[Begin TASK MATERIAL]

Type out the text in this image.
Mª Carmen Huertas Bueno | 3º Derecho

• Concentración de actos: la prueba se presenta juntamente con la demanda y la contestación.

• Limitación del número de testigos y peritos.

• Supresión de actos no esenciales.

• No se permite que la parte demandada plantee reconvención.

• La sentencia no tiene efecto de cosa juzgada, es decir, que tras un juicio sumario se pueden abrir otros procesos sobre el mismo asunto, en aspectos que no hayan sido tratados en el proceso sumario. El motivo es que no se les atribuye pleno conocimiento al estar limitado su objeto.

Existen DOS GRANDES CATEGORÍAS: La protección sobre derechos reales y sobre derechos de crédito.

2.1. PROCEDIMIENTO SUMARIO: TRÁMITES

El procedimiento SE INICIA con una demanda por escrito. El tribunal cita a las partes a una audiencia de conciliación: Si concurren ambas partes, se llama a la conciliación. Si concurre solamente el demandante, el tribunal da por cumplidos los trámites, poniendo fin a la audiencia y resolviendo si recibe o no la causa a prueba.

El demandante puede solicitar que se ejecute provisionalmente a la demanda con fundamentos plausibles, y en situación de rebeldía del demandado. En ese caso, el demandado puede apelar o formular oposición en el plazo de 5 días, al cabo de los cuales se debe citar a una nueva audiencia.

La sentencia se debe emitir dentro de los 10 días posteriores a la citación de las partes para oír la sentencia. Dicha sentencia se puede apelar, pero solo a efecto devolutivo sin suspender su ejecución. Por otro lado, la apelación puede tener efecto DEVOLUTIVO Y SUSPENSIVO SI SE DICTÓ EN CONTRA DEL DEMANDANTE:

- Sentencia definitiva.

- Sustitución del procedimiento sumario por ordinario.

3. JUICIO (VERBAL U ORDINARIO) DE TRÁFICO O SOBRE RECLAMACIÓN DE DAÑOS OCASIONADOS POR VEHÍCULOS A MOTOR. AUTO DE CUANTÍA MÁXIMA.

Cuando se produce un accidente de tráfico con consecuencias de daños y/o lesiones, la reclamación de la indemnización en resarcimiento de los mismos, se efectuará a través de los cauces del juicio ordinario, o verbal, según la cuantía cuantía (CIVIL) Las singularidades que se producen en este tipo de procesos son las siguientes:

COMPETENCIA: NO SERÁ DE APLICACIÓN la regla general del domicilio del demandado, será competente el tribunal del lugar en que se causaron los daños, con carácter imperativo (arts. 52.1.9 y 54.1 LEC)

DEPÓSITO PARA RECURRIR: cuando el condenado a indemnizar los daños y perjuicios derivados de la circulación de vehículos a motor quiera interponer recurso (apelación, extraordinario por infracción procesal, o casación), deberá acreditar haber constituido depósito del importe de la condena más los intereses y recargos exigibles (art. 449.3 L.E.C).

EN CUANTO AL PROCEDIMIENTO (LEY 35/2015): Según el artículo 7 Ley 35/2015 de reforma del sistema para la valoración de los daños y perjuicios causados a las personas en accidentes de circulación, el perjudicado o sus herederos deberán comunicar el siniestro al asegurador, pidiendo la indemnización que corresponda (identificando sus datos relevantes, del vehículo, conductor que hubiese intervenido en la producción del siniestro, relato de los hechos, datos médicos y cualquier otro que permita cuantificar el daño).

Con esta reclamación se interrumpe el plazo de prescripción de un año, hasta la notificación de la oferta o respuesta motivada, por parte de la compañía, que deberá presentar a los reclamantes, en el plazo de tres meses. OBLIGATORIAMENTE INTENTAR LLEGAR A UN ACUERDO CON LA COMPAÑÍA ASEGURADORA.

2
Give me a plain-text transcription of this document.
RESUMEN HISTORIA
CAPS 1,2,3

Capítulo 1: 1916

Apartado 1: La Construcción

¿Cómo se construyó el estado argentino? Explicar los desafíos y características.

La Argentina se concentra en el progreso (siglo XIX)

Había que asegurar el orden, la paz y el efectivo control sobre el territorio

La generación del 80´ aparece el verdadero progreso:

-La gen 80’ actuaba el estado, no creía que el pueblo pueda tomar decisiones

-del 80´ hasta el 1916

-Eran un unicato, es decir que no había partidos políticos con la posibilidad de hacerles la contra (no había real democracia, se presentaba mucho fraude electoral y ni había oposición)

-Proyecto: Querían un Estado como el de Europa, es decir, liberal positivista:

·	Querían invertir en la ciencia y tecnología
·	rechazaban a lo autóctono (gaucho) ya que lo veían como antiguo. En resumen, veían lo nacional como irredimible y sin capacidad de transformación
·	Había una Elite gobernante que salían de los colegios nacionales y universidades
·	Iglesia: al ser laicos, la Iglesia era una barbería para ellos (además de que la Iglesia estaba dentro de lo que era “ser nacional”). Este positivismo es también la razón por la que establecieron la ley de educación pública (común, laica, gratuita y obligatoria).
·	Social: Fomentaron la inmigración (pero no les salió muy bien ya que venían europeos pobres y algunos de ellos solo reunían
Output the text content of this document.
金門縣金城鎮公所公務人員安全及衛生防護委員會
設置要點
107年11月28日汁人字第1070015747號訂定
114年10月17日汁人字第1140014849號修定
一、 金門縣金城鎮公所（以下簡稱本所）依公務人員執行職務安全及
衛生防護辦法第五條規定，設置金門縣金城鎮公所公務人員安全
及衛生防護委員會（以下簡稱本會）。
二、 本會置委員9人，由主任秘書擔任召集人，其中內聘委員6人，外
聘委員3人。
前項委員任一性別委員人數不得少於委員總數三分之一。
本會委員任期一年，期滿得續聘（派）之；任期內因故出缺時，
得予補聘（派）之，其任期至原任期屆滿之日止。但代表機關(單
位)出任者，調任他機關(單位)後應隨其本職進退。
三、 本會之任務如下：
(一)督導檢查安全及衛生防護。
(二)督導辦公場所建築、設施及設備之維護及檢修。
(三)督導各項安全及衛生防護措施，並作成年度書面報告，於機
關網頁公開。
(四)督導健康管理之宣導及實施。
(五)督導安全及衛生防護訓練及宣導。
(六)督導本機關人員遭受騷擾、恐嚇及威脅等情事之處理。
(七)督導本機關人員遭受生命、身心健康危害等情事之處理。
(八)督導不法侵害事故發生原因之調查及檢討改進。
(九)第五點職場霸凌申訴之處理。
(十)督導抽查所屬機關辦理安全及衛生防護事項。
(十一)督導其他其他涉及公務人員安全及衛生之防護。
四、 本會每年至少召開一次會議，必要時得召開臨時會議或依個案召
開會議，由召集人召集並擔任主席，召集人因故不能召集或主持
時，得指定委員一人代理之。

[End TASK MATERIAL]

» **TASK GOAL**: Give a word-for-word copy of the records.

» **TASK OUTPUT**:
Type out the text in this image.
Mª Carmen Huertas Bueno | 3º Derecho

• Concentración de actos: la prueba se presenta juntamente con la demanda y la contestación.

• Limitación del número de testigos y peritos.

• Supresión de actos no esenciales.

• No se permite que la parte demandada plantee reconvención.

• La sentencia no tiene efecto de cosa juzgada, es decir, que tras un juicio sumario se pueden abrir otros procesos sobre el mismo asunto, en aspectos que no hayan sido tratados en el proceso sumario. El motivo es que no se les atribuye pleno conocimiento al estar limitado su objeto.

Existen DOS GRANDES CATEGORÍAS: La protección sobre derechos reales y sobre derechos de crédito.

2.1. PROCEDIMIENTO SUMARIO: TRÁMITES

El procedimiento SE INICIA con una demanda por escrito. El tribunal cita a las partes a una audiencia de conciliación: Si concurren ambas partes, se llama a la conciliación. Si concurre solamente el demandante, el tribunal da por cumplidos los trámites, poniendo fin a la audiencia y resolviendo si recibe o no la causa a prueba.

El demandante puede solicitar que se ejecute provisionalmente a la demanda con fundamentos plausibles, y en situación de rebeldía del demandado. En ese caso, el demandado puede apelar o formular oposición en el plazo de 5 días, al cabo de los cuales se debe citar a una nueva audiencia.

La sentencia se debe emitir dentro de los 10 días posteriores a la citación de las partes para oír la sentencia. Dicha sentencia se puede apelar, pero solo a efecto devolutivo sin suspender su ejecución. Por otro lado, la apelación puede tener efecto DEVOLUTIVO Y SUSPENSIVO SI SE DICTÓ EN CONTRA DEL DEMANDANTE:

- Sentencia definitiva.

- Sustitución del procedimiento sumario por ordinario.

3. JUICIO (VERBAL U ORDINARIO) DE TRÁFICO O SOBRE RECLAMACIÓN DE DAÑOS OCASIONADOS POR VEHÍCULOS A MOTOR. AUTO DE CUANTÍA MÁXIMA.

Cuando se produce un accidente de tráfico con consecuencias de daños y/o lesiones, la reclamación de la indemnización en resarcimiento de los mismos, se efectuará a través de los cauces del juicio ordinario, o verbal, según la cuantía cuantía (CIVIL) Las singularidades que se producen en este tipo de procesos son las siguientes:

COMPETENCIA: NO SERÁ DE APLICACIÓN la regla general del domicilio del demandado, será competente el tribunal del lugar en que se causaron los daños, con carácter imperativo (arts. 52.1.9 y 54.1 LEC)

DEPÓSITO PARA RECURRIR: cuando el condenado a indemnizar los daños y perjuicios derivados de la circulación de vehículos a motor quiera interponer recurso (apelación, extraordinario por infracción procesal, o casación), deberá acreditar haber constituido depósito del importe de la condena más los intereses y recargos exigibles (art. 449.3 L.E.C).

EN CUANTO AL PROCEDIMIENTO (LEY 35/2015): Según el artículo 7 Ley 35/2015 de reforma del sistema para la valoración de los daños y perjuicios causados a las personas en accidentes de circulación, el perjudicado o sus herederos deberán comunicar el siniestro al asegurador, pidiendo la indemnización que corresponda (identificando sus datos relevantes, del vehículo, conductor que hubiese intervenido en la producción del siniestro, relato de los hechos, datos médicos y cualquier otro que permita cuantificar el daño).

Con esta reclamación se interrumpe el plazo de prescripción de un año, hasta la notificación de la oferta o respuesta motivada, por parte de la compañía, que deberá presentar a los reclamantes, en el plazo de tres meses. OBLIGATORIAMENTE INTENTAR LLEGAR A UN ACUERDO CON LA COMPAÑÍA ASEGURADORA.

2
Give me a plain-text transcription of this document.
RESUMEN HISTORIA
CAPS 1,2,3

Capítulo 1: 1916

Apartado 1: La Construcción

¿Cómo se construyó el estado argentino? Explicar los desafíos y características.

La Argentina se concentra en el progreso (siglo XIX)

Había que asegurar el orden, la paz y el efectivo control sobre el territorio

La generación del 80´ aparece el verdadero progreso:

-La gen 80’ actuaba el estado, no creía que el pueblo pueda tomar decisiones

-del 80´ hasta el 1916

-Eran un unicato, es decir que no había partidos políticos con la posibilidad de hacerles la contra (no había real democracia, se presentaba mucho fraude electoral y ni había oposición)

-Proyecto: Querían un Estado como el de Europa, es decir, liberal positivista:

·	Querían invertir en la ciencia y tecnología
·	rechazaban a lo autóctono (gaucho) ya que lo veían como antiguo. En resumen, veían lo nacional como irredimible y sin capacidad de transformación
·	Había una Elite gobernante que salían de los colegios nacionales y universidades
·	Iglesia: al ser laicos, la Iglesia era una barbería para ellos (además de que la Iglesia estaba dentro de lo que era “ser nacional”). Este positivismo es también la razón por la que establecieron la ley de educación pública (común, laica, gratuita y obligatoria).
·	Social: Fomentaron la inmigración (pero no les salió muy bien ya que venían europeos pobres y algunos de ellos solo reunían
Output the text content of this document.
金門縣金城鎮公所公務人員安全及衛生防護委員會
設置要點
107年11月28日汁人字第1070015747號訂定
114年10月17日汁人字第1140014849號修定
一、 金門縣金城鎮公所（以下簡稱本所）依公務人員執行職務安全及
衛生防護辦法第五條規定，設置金門縣金城鎮公所公務人員安全
及衛生防護委員會（以下簡稱本會）。
二、 本會置委員9人，由主任秘書擔任召集人，其中內聘委員6人，外
聘委員3人。
前項委員任一性別委員人數不得少於委員總數三分之一。
本會委員任期一年，期滿得續聘（派）之；任期內因故出缺時，
得予補聘（派）之，其任期至原任期屆滿之日止。但代表機關(單
位)出任者，調任他機關(單位)後應隨其本職進退。
三、 本會之任務如下：
(一)督導檢查安全及衛生防護。
(二)督導辦公場所建築、設施及設備之維護及檢修。
(三)督導各項安全及衛生防護措施，並作成年度書面報告，於機
關網頁公開。
(四)督導健康管理之宣導及實施。
(五)督導安全及衛生防護訓練及宣導。
(六)督導本機關人員遭受騷擾、恐嚇及威脅等情事之處理。
(七)督導本機關人員遭受生命、身心健康危害等情事之處理。
(八)督導不法侵害事故發生原因之調查及檢討改進。
(九)第五點職場霸凌申訴之處理。
(十)督導抽查所屬機關辦理安全及衛生防護事項。
(十一)督導其他其他涉及公務人員安全及衛生之防護。
四、 本會每年至少召開一次會議，必要時得召開臨時會議或依個案召
開會議，由召集人召集並擔任主席，召集人因故不能召集或主持
時，得指定委員一人代理之。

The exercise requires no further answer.